## WRITTEN TASK
From the listing below, select every line where the word "data" appears.

## RECORDS PROVIDED
----
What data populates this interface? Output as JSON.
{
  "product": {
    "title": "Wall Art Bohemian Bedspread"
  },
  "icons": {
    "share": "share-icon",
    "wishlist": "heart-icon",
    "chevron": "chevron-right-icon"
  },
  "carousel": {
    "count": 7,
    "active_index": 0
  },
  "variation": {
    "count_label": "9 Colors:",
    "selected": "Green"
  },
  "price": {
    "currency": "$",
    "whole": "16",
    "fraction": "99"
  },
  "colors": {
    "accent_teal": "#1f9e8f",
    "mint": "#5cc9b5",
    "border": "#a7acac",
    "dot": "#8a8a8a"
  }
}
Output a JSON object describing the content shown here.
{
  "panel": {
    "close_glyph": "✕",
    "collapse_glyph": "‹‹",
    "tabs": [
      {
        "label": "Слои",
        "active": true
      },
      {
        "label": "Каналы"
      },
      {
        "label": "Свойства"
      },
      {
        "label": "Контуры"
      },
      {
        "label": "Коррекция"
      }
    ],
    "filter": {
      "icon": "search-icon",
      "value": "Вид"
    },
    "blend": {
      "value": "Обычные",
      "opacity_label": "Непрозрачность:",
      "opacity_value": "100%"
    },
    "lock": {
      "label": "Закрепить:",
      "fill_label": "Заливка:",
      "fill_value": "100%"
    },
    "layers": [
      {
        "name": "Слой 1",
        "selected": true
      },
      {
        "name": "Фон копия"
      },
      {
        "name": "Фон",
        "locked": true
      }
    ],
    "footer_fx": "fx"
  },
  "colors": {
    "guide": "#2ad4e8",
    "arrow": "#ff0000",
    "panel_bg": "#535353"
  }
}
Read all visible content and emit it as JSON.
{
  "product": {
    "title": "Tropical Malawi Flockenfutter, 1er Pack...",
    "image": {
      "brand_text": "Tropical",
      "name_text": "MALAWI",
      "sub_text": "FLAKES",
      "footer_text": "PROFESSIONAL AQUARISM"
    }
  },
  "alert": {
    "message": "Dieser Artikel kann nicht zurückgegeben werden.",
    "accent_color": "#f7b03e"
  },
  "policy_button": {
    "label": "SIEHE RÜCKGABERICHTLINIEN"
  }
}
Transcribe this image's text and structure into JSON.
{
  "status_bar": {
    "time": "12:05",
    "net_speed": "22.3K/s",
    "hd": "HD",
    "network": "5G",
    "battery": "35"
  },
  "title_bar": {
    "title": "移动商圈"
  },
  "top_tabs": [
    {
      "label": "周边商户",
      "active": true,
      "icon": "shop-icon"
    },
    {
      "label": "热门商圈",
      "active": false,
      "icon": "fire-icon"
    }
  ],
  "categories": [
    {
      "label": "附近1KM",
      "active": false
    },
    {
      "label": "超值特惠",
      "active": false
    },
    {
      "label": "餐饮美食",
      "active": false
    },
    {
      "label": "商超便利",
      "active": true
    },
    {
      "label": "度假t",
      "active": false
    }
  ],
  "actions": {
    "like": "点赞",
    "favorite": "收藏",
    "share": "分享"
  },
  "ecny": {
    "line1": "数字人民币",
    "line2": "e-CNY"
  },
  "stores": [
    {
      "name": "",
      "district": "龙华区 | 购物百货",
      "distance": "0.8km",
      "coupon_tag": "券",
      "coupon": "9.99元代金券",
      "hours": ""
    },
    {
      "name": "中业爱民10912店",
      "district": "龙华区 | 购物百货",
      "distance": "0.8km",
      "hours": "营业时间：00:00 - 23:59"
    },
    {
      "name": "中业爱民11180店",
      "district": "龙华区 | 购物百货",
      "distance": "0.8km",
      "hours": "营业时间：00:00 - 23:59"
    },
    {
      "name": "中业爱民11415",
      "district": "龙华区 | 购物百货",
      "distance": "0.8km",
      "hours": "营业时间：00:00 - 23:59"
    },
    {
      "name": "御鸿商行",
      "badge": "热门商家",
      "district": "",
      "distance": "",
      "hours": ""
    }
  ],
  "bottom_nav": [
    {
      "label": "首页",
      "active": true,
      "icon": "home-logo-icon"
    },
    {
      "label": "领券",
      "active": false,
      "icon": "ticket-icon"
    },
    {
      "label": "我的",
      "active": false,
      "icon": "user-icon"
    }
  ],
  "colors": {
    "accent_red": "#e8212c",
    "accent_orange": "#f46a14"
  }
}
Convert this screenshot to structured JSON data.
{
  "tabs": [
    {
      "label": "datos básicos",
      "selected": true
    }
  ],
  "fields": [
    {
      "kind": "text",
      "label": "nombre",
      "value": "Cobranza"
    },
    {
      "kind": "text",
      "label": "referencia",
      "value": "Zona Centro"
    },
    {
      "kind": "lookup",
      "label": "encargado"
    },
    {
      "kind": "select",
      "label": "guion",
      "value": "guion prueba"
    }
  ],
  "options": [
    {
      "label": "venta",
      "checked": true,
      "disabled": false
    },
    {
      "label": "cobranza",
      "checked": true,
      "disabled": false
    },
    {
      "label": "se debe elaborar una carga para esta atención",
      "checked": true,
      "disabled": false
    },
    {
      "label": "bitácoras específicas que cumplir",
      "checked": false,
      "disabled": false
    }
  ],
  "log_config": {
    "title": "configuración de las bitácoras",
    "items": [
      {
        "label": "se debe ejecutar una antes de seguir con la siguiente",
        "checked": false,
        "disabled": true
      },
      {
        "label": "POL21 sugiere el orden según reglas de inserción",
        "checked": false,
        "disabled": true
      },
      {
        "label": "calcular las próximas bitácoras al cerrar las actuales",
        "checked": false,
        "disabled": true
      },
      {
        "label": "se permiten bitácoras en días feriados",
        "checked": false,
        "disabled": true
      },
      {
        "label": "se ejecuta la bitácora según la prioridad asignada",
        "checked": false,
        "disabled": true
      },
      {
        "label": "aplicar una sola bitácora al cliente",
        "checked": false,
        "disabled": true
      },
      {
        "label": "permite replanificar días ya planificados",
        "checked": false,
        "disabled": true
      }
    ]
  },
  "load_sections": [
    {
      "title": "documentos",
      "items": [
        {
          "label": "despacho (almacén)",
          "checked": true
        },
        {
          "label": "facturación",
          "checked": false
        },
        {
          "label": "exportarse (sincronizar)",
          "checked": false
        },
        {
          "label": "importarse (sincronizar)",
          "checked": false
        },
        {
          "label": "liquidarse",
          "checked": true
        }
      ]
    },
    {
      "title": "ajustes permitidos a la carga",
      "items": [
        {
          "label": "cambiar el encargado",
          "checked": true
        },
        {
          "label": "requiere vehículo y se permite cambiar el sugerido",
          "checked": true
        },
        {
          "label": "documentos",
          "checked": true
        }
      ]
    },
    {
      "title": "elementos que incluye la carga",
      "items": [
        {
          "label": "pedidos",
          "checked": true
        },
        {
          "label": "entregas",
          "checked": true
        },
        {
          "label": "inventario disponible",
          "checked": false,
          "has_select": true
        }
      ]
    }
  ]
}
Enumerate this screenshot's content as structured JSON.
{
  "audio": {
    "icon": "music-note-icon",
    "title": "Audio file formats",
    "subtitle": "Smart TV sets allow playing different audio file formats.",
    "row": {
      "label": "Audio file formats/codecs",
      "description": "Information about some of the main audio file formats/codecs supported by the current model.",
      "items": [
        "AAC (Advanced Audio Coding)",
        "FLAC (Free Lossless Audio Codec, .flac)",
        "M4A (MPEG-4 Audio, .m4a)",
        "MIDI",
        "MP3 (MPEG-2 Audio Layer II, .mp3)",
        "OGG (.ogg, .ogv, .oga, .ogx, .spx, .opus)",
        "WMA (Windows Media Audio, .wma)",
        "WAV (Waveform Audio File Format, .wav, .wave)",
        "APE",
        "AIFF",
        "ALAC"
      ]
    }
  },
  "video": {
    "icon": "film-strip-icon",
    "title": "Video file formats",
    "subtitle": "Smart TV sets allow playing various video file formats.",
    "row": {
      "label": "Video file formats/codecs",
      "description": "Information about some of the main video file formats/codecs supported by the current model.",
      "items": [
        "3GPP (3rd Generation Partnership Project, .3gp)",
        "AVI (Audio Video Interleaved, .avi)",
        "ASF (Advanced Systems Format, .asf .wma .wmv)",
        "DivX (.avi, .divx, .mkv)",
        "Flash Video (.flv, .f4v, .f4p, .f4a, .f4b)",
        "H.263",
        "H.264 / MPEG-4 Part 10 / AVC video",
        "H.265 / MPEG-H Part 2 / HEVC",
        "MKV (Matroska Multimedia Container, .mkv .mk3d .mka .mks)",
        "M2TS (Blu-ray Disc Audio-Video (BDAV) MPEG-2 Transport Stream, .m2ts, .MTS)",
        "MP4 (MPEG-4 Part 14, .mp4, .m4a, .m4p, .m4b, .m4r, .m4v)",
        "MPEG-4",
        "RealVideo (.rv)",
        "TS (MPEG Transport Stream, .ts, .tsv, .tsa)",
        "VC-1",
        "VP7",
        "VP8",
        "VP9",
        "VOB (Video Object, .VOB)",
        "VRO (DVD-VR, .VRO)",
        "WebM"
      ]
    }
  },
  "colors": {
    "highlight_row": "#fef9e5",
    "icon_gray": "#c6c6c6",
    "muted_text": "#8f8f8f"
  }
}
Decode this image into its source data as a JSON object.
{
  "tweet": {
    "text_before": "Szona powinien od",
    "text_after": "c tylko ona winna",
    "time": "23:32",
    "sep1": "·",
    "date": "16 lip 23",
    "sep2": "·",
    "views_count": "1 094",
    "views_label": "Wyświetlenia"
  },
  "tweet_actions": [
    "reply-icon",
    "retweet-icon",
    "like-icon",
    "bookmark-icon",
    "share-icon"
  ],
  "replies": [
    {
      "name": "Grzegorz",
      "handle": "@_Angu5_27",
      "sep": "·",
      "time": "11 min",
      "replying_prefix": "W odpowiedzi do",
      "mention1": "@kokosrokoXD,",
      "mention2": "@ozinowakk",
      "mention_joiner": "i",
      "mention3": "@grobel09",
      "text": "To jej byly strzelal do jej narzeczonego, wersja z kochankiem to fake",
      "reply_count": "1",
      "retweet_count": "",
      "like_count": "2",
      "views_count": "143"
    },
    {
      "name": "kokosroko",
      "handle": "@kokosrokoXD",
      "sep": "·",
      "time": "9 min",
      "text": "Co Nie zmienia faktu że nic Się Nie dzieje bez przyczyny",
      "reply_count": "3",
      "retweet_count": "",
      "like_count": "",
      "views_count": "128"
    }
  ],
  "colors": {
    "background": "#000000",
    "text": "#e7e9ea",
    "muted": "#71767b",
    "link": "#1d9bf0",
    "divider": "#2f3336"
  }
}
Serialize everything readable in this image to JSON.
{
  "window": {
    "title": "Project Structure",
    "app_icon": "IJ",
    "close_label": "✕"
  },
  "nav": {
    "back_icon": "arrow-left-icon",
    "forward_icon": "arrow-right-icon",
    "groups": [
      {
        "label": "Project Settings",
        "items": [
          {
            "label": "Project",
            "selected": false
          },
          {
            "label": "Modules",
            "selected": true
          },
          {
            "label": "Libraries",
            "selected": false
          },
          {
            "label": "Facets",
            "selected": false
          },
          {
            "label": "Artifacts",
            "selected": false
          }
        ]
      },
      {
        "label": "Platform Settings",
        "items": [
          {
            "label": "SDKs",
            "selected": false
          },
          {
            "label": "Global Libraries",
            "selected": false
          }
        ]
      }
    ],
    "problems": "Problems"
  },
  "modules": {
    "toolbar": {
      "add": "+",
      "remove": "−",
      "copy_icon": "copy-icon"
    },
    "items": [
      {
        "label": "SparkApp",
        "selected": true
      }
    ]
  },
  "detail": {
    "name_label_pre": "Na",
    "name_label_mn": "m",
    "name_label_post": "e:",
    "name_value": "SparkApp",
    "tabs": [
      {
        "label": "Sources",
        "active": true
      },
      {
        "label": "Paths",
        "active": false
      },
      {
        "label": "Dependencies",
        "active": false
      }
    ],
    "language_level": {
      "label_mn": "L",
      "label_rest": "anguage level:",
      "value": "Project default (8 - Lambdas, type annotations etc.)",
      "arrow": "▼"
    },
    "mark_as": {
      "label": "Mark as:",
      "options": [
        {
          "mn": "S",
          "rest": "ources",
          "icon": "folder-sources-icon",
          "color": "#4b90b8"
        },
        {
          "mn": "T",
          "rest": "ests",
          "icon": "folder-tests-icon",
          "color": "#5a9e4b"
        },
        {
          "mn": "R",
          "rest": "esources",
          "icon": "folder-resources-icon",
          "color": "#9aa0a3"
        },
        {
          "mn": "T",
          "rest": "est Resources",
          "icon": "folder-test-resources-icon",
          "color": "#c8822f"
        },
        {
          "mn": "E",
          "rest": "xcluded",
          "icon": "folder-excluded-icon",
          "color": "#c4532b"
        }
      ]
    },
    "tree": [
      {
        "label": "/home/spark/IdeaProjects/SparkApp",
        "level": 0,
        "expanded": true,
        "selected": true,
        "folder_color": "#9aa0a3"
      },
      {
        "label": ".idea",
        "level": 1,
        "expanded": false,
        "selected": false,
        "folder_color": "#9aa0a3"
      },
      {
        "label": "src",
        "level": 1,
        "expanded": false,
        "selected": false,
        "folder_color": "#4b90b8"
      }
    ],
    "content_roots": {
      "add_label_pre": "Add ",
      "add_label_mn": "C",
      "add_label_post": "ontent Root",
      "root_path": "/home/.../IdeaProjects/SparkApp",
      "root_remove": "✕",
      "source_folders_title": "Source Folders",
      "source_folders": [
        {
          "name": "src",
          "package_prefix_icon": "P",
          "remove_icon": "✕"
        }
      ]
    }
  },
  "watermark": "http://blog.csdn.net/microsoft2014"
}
----
## FULL OUTPUT
What data populates this interface? Output as JSON.
Convert this screenshot to structured JSON data.
Decode this image into its source data as a JSON object.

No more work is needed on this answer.